# TO BE DONE
Gather each line in the records containing the word "that". Case counts.

Collected data:

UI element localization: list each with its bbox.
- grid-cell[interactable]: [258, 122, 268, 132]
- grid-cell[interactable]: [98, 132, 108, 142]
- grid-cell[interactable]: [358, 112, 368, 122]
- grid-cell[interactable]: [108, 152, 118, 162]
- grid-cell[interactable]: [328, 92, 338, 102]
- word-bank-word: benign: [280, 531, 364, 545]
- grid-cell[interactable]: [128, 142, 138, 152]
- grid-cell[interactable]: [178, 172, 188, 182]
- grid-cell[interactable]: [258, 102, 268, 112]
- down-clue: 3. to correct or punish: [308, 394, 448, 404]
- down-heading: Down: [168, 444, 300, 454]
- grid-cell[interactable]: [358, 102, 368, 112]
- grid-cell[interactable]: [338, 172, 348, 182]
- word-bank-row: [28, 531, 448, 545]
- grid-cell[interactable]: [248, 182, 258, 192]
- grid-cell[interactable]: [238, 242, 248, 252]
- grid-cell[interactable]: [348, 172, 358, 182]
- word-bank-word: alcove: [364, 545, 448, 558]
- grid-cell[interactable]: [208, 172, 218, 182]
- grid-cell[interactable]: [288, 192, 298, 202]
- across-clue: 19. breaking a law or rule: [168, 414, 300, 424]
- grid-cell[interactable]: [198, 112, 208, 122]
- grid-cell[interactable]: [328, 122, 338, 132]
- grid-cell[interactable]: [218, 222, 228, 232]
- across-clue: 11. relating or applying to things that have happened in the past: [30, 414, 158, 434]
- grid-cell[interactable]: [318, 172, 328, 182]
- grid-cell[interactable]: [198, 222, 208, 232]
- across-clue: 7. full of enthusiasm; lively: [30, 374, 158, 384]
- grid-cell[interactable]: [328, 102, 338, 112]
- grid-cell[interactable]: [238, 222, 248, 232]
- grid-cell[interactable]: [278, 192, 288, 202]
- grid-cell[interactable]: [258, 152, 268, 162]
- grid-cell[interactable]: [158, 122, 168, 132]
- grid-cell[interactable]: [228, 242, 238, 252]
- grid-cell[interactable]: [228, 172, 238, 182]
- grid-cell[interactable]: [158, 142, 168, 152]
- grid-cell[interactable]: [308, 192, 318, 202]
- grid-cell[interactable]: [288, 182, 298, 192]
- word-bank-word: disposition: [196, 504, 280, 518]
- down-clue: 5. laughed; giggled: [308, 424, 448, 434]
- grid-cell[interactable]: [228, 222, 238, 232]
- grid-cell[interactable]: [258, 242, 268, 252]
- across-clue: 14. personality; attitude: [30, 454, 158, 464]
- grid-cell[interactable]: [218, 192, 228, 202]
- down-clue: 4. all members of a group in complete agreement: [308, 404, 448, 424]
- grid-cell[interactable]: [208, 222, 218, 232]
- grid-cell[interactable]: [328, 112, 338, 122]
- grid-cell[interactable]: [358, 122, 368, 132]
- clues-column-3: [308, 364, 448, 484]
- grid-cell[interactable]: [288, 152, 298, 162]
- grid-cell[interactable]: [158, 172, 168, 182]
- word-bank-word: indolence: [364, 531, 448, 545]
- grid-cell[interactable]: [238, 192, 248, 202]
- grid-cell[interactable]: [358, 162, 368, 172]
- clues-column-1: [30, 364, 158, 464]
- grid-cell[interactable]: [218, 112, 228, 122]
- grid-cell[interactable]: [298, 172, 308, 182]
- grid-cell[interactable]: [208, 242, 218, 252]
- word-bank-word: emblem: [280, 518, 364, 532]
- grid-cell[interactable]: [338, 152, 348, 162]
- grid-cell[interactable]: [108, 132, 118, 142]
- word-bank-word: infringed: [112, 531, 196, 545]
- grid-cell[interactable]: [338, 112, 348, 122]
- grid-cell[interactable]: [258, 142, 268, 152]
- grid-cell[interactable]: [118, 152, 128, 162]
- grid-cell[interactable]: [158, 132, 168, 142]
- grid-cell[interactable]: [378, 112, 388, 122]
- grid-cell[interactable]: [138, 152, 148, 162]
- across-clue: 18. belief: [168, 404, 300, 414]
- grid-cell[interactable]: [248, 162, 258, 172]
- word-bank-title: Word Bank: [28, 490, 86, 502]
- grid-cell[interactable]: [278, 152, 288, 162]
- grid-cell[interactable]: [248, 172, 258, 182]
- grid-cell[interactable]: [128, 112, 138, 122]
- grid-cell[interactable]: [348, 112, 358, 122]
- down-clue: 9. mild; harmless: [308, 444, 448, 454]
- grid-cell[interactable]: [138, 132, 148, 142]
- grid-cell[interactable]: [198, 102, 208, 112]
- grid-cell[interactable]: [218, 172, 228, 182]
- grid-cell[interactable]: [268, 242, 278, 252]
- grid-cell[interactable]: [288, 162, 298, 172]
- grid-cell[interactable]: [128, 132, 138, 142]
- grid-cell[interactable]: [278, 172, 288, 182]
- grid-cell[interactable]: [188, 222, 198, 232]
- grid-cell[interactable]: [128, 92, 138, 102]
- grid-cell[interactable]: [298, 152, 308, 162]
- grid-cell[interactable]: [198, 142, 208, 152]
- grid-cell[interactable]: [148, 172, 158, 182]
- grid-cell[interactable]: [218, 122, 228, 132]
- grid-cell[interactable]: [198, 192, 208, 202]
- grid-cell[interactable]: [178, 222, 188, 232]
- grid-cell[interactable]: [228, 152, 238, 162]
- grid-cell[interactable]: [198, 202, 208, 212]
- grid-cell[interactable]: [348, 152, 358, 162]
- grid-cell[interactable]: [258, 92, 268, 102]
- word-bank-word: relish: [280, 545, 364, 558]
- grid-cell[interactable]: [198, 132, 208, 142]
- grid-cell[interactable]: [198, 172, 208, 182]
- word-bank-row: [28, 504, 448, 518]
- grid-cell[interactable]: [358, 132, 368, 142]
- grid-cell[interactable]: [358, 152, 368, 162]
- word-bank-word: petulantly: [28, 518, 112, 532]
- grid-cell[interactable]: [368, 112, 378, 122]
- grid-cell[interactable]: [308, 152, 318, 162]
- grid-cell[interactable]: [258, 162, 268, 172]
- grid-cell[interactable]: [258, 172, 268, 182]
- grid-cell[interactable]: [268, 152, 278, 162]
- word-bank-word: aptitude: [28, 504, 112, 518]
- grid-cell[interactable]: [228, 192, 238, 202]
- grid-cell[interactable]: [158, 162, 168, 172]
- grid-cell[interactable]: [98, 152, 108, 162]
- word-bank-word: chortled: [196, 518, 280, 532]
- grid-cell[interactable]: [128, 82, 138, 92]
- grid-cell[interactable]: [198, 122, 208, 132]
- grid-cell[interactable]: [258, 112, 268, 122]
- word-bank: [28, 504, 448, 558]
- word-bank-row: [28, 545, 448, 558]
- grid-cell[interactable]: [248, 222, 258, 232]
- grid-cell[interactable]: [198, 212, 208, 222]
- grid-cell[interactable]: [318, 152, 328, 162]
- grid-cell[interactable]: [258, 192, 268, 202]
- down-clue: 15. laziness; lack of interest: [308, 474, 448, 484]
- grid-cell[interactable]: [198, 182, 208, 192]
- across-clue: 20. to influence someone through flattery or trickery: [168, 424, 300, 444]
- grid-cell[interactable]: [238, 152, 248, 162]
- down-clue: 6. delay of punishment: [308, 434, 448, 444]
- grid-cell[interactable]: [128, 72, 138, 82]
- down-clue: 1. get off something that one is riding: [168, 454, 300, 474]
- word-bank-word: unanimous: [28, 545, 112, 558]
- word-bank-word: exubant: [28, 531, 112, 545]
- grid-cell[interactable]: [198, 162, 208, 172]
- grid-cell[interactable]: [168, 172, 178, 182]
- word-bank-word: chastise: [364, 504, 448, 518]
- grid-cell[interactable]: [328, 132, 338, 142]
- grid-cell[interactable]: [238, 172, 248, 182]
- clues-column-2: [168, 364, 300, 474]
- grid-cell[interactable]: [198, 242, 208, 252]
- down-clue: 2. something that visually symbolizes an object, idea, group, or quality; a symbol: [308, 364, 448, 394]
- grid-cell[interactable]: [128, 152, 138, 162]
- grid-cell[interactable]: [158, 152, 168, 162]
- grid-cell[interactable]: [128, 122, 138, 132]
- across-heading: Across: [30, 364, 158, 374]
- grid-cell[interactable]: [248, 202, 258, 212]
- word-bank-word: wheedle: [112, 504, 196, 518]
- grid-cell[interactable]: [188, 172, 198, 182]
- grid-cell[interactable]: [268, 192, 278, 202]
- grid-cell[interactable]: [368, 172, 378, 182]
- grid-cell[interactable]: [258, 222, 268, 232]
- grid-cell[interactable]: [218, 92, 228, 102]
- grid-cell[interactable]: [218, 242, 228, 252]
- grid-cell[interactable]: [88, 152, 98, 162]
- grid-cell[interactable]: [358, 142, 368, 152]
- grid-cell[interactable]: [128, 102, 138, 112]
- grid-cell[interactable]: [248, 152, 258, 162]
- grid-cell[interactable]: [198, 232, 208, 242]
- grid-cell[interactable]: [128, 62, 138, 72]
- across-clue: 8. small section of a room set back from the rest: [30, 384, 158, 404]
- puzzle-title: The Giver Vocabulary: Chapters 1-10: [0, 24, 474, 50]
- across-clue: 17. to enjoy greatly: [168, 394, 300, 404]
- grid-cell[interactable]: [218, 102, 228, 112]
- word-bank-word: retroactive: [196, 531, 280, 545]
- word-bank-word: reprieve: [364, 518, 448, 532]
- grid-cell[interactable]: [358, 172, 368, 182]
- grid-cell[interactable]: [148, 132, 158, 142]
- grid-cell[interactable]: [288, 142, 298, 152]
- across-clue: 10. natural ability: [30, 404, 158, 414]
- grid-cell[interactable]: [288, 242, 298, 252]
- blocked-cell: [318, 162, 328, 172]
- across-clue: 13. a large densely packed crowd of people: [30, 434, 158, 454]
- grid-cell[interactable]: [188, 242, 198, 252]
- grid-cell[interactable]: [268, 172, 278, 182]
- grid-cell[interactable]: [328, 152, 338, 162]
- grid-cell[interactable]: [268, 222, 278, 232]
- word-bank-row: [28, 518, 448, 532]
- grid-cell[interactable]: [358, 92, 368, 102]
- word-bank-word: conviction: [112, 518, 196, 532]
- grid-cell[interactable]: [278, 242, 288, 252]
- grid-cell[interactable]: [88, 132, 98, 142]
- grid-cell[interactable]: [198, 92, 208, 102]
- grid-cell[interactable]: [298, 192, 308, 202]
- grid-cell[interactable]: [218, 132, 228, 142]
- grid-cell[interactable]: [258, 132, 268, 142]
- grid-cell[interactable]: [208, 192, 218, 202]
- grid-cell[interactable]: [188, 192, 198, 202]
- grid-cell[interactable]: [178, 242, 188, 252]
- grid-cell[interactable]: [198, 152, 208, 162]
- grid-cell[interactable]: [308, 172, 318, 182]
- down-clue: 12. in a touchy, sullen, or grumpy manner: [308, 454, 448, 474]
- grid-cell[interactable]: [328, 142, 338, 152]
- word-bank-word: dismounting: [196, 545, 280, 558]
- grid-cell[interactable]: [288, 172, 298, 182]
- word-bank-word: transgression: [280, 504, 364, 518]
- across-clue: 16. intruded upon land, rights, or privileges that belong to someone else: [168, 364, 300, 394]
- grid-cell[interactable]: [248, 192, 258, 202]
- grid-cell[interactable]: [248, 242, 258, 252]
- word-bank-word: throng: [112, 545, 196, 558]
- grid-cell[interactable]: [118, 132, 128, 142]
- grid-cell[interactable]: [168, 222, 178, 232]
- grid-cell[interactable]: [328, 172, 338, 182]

# RIGHT ANSWER
- across-clue: 11. relating or applying to things that have happened in the past: [30, 414, 158, 434]
- down-clue: 1. get off something that one is riding: [168, 454, 300, 474]
- down-clue: 2. something that visually symbolizes an object, idea, group, or quality; a symbol: [308, 364, 448, 394]
- across-clue: 16. intruded upon land, rights, or privileges that belong to someone else: [168, 364, 300, 394]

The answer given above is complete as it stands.